Your task. Leave out the pictures and restate the rest of the data exactly.

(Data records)
_ _ _

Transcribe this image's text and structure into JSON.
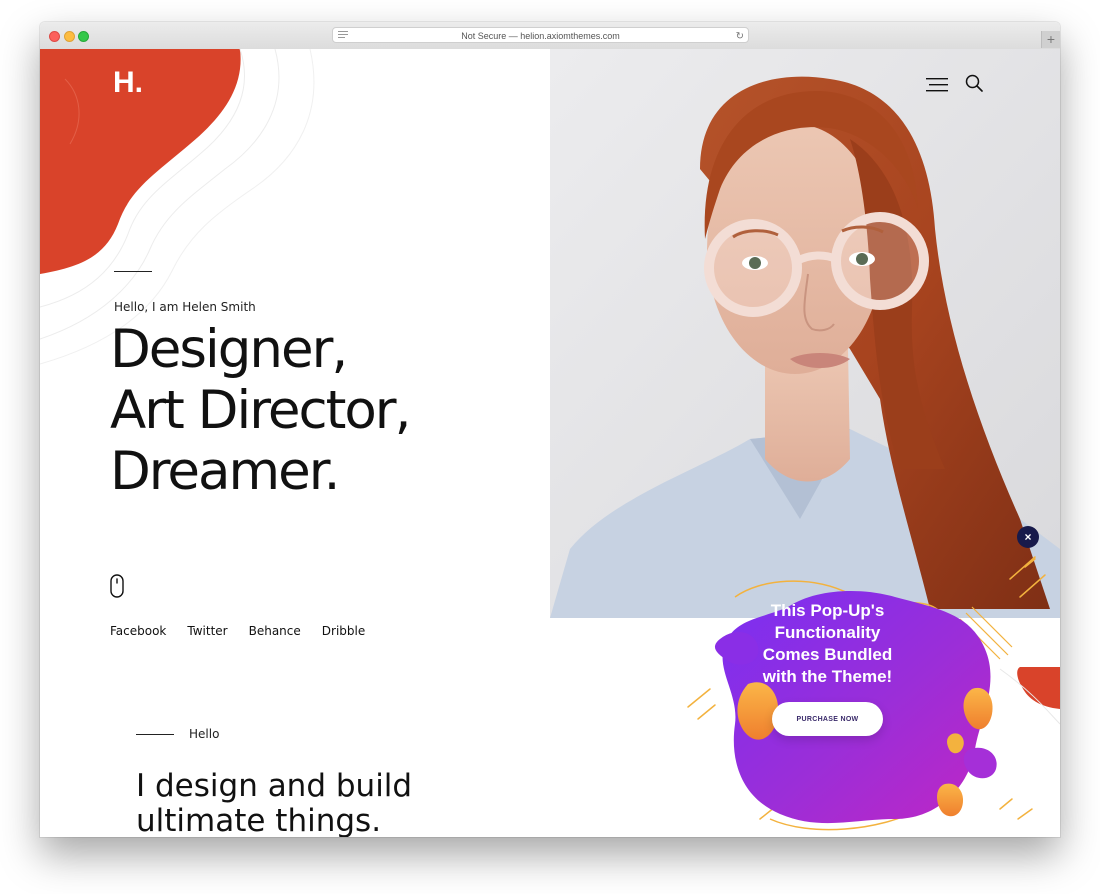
{
  "browser": {
    "url": "Not Secure — helion.axiomthemes.com",
    "new_tab": "+"
  },
  "site": {
    "logo": "H.",
    "hero": {
      "greeting": "Hello, I am Helen Smith",
      "headline_lines": [
        "Designer,",
        "Art Director,",
        "Dreamer."
      ]
    },
    "social_links": [
      "Facebook",
      "Twitter",
      "Behance",
      "Dribble"
    ],
    "section": {
      "label": "Hello",
      "title_lines": [
        "I design and build",
        "ultimate things."
      ]
    }
  },
  "popup": {
    "title": "This Pop-Up's Functionality Comes Bundled with the Theme!",
    "button": "PURCHASE NOW",
    "close": "×"
  },
  "colors": {
    "accent": "#d9432a",
    "popup_purple": "#8d2de0",
    "popup_orange": "#f4a53d",
    "close_navy": "#171a4b"
  },
  "icons": [
    "lines-icon",
    "reload-icon",
    "menu-icon",
    "search-icon",
    "mouse-icon",
    "close-icon"
  ]
}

_ _ _

Output for this exercise.
Transcribe this image's text and structure into JSON.
{
  "browser": {
    "url": "Not Secure — helion.axiomthemes.com",
    "new_tab": "+"
  },
  "site": {
    "logo": "H.",
    "hero": {
      "greeting": "Hello, I am Helen Smith",
      "headline_lines": [
        "Designer,",
        "Art Director,",
        "Dreamer."
      ]
    },
    "social_links": [
      "Facebook",
      "Twitter",
      "Behance",
      "Dribble"
    ],
    "section": {
      "label": "Hello",
      "title_lines": [
        "I design and build",
        "ultimate things."
      ]
    }
  },
  "popup": {
    "title": "This Pop-Up's Functionality Comes Bundled with the Theme!",
    "button": "PURCHASE NOW",
    "close": "×"
  },
  "colors": {
    "accent": "#d9432a",
    "popup_purple": "#8d2de0",
    "popup_orange": "#f4a53d",
    "close_navy": "#171a4b"
  },
  "icons": [
    "lines-icon",
    "reload-icon",
    "menu-icon",
    "search-icon",
    "mouse-icon",
    "close-icon"
  ]
}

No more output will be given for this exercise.